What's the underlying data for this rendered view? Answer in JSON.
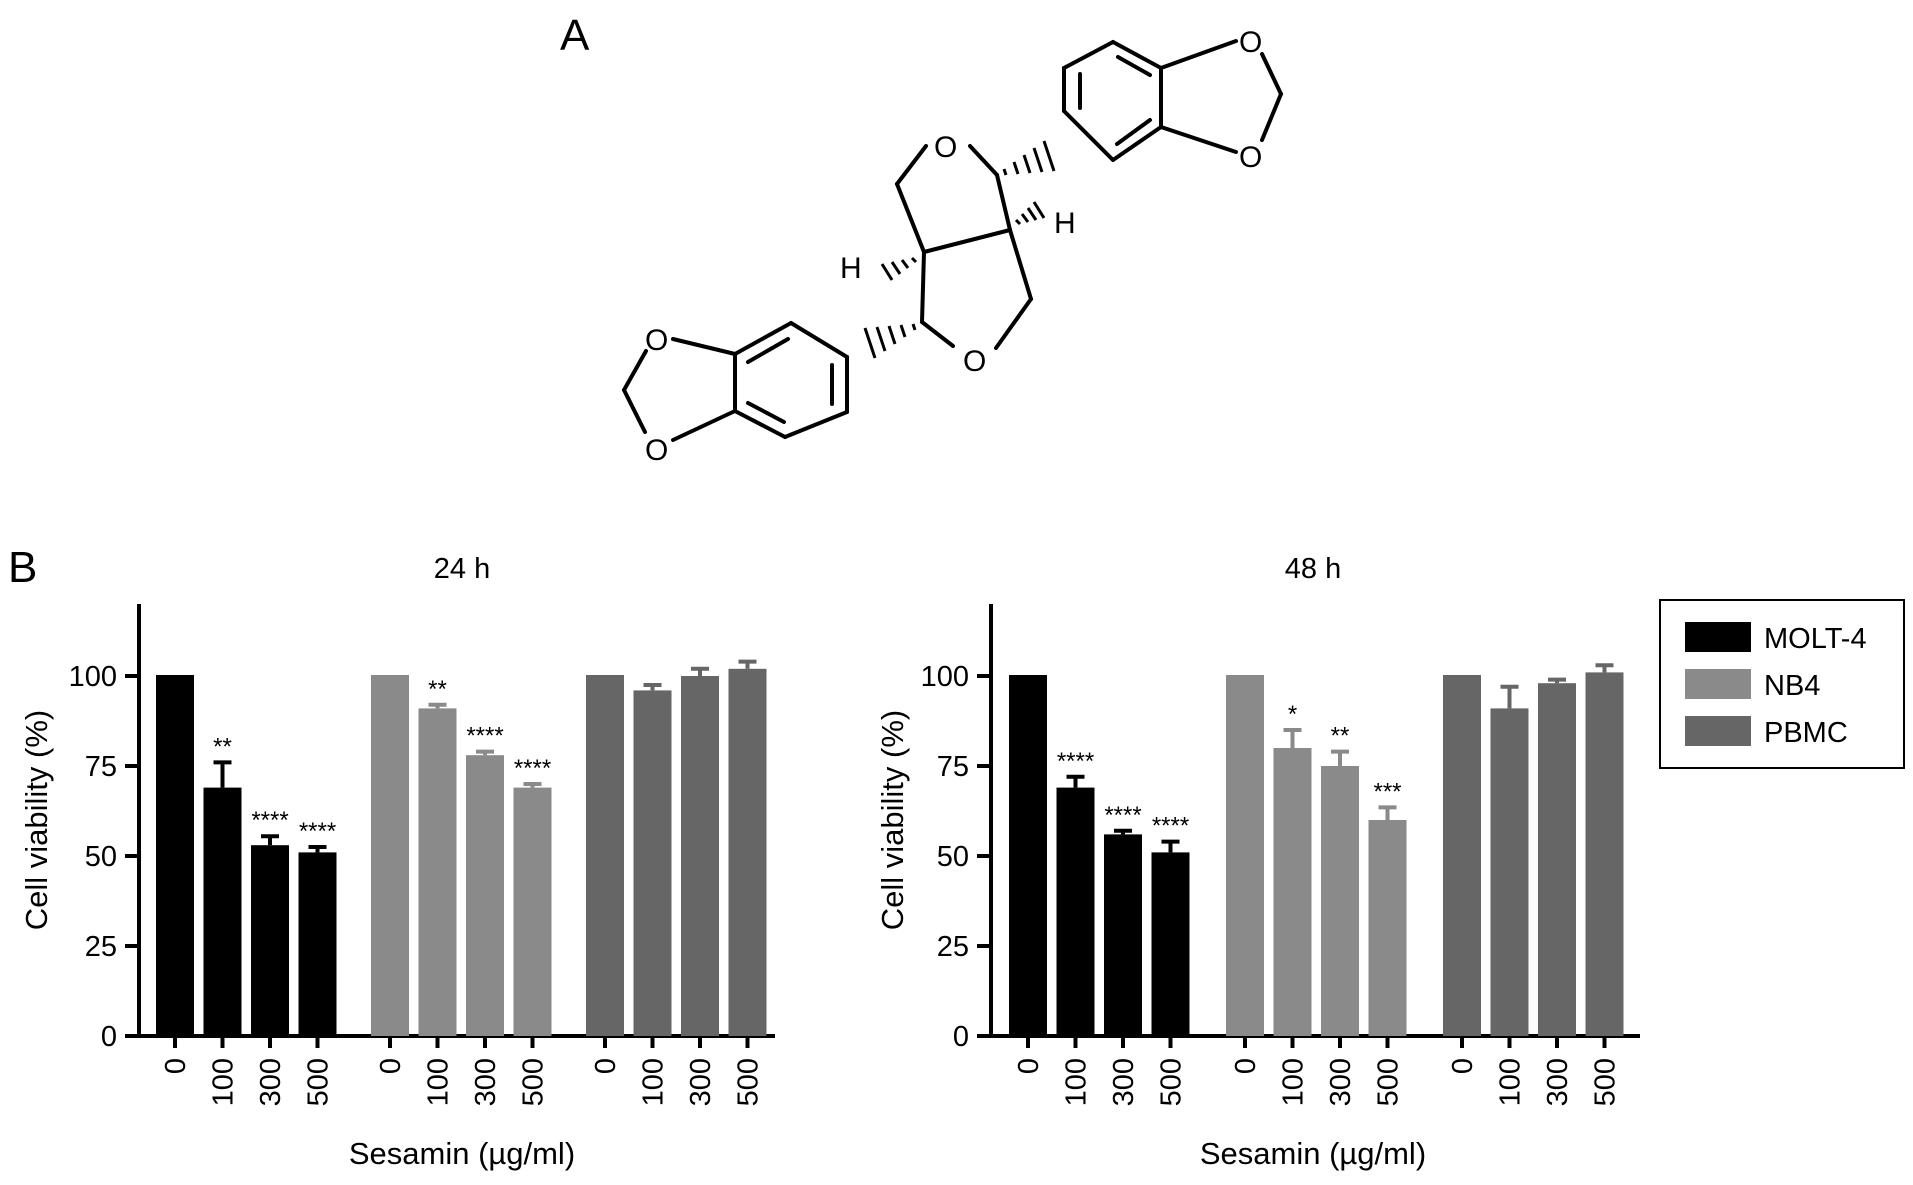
{
  "panel_a": {
    "label": "A",
    "atoms": {
      "o_ring_top": "O",
      "o_ring_bottom": "O",
      "o_dioxole_right_1": "O",
      "o_dioxole_right_2": "O",
      "o_dioxole_left_1": "O",
      "o_dioxole_left_2": "O",
      "h_right": "H",
      "h_left": "H"
    }
  },
  "panel_b": {
    "label": "B",
    "legend": [
      "MOLT-4",
      "NB4",
      "PBMC"
    ]
  },
  "colors": {
    "MOLT-4": "#000000",
    "NB4": "#8a8a8a",
    "PBMC": "#666666"
  },
  "chart_data": [
    {
      "type": "bar",
      "title": "24 h",
      "xlabel": "Sesamin (µg/ml)",
      "ylabel": "Cell viability (%)",
      "ylim": [
        0,
        120
      ],
      "yticks": [
        0,
        25,
        50,
        75,
        100
      ],
      "categories": [
        "0",
        "100",
        "300",
        "500"
      ],
      "series": [
        {
          "name": "MOLT-4",
          "values": [
            100,
            69,
            53,
            51
          ],
          "errors": [
            0,
            7,
            2.5,
            1.5
          ],
          "significance": [
            "",
            "**",
            "****",
            "****"
          ]
        },
        {
          "name": "NB4",
          "values": [
            100,
            91,
            78,
            69
          ],
          "errors": [
            0,
            1,
            1,
            1
          ],
          "significance": [
            "",
            "**",
            "****",
            "****"
          ]
        },
        {
          "name": "PBMC",
          "values": [
            100,
            96,
            100,
            102
          ],
          "errors": [
            0,
            1.5,
            2,
            2
          ],
          "significance": [
            "",
            "",
            "",
            ""
          ]
        }
      ]
    },
    {
      "type": "bar",
      "title": "48 h",
      "xlabel": "Sesamin (µg/ml)",
      "ylabel": "Cell viability (%)",
      "ylim": [
        0,
        120
      ],
      "yticks": [
        0,
        25,
        50,
        75,
        100
      ],
      "categories": [
        "0",
        "100",
        "300",
        "500"
      ],
      "series": [
        {
          "name": "MOLT-4",
          "values": [
            100,
            69,
            56,
            51
          ],
          "errors": [
            0,
            3,
            1,
            3
          ],
          "significance": [
            "",
            "****",
            "****",
            "****"
          ]
        },
        {
          "name": "NB4",
          "values": [
            100,
            80,
            75,
            60
          ],
          "errors": [
            0,
            5,
            4,
            3.5
          ],
          "significance": [
            "",
            "*",
            "**",
            "***"
          ]
        },
        {
          "name": "PBMC",
          "values": [
            100,
            91,
            98,
            101
          ],
          "errors": [
            0,
            6,
            1,
            2
          ],
          "significance": [
            "",
            "",
            "",
            ""
          ]
        }
      ]
    }
  ]
}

____

• DIRECTIONS: Write out the whole listing again, exactly, with no pictures.

• TASK SOLUTION:
What's the underlying data for this rendered view? Answer in JSON.
{
  "panel_a": {
    "label": "A",
    "atoms": {
      "o_ring_top": "O",
      "o_ring_bottom": "O",
      "o_dioxole_right_1": "O",
      "o_dioxole_right_2": "O",
      "o_dioxole_left_1": "O",
      "o_dioxole_left_2": "O",
      "h_right": "H",
      "h_left": "H"
    }
  },
  "panel_b": {
    "label": "B",
    "legend": [
      "MOLT-4",
      "NB4",
      "PBMC"
    ]
  },
  "colors": {
    "MOLT-4": "#000000",
    "NB4": "#8a8a8a",
    "PBMC": "#666666"
  },
  "chart_data": [
    {
      "type": "bar",
      "title": "24 h",
      "xlabel": "Sesamin (µg/ml)",
      "ylabel": "Cell viability (%)",
      "ylim": [
        0,
        120
      ],
      "yticks": [
        0,
        25,
        50,
        75,
        100
      ],
      "categories": [
        "0",
        "100",
        "300",
        "500"
      ],
      "series": [
        {
          "name": "MOLT-4",
          "values": [
            100,
            69,
            53,
            51
          ],
          "errors": [
            0,
            7,
            2.5,
            1.5
          ],
          "significance": [
            "",
            "**",
            "****",
            "****"
          ]
        },
        {
          "name": "NB4",
          "values": [
            100,
            91,
            78,
            69
          ],
          "errors": [
            0,
            1,
            1,
            1
          ],
          "significance": [
            "",
            "**",
            "****",
            "****"
          ]
        },
        {
          "name": "PBMC",
          "values": [
            100,
            96,
            100,
            102
          ],
          "errors": [
            0,
            1.5,
            2,
            2
          ],
          "significance": [
            "",
            "",
            "",
            ""
          ]
        }
      ]
    },
    {
      "type": "bar",
      "title": "48 h",
      "xlabel": "Sesamin (µg/ml)",
      "ylabel": "Cell viability (%)",
      "ylim": [
        0,
        120
      ],
      "yticks": [
        0,
        25,
        50,
        75,
        100
      ],
      "categories": [
        "0",
        "100",
        "300",
        "500"
      ],
      "series": [
        {
          "name": "MOLT-4",
          "values": [
            100,
            69,
            56,
            51
          ],
          "errors": [
            0,
            3,
            1,
            3
          ],
          "significance": [
            "",
            "****",
            "****",
            "****"
          ]
        },
        {
          "name": "NB4",
          "values": [
            100,
            80,
            75,
            60
          ],
          "errors": [
            0,
            5,
            4,
            3.5
          ],
          "significance": [
            "",
            "*",
            "**",
            "***"
          ]
        },
        {
          "name": "PBMC",
          "values": [
            100,
            91,
            98,
            101
          ],
          "errors": [
            0,
            6,
            1,
            2
          ],
          "significance": [
            "",
            "",
            "",
            ""
          ]
        }
      ]
    }
  ]
}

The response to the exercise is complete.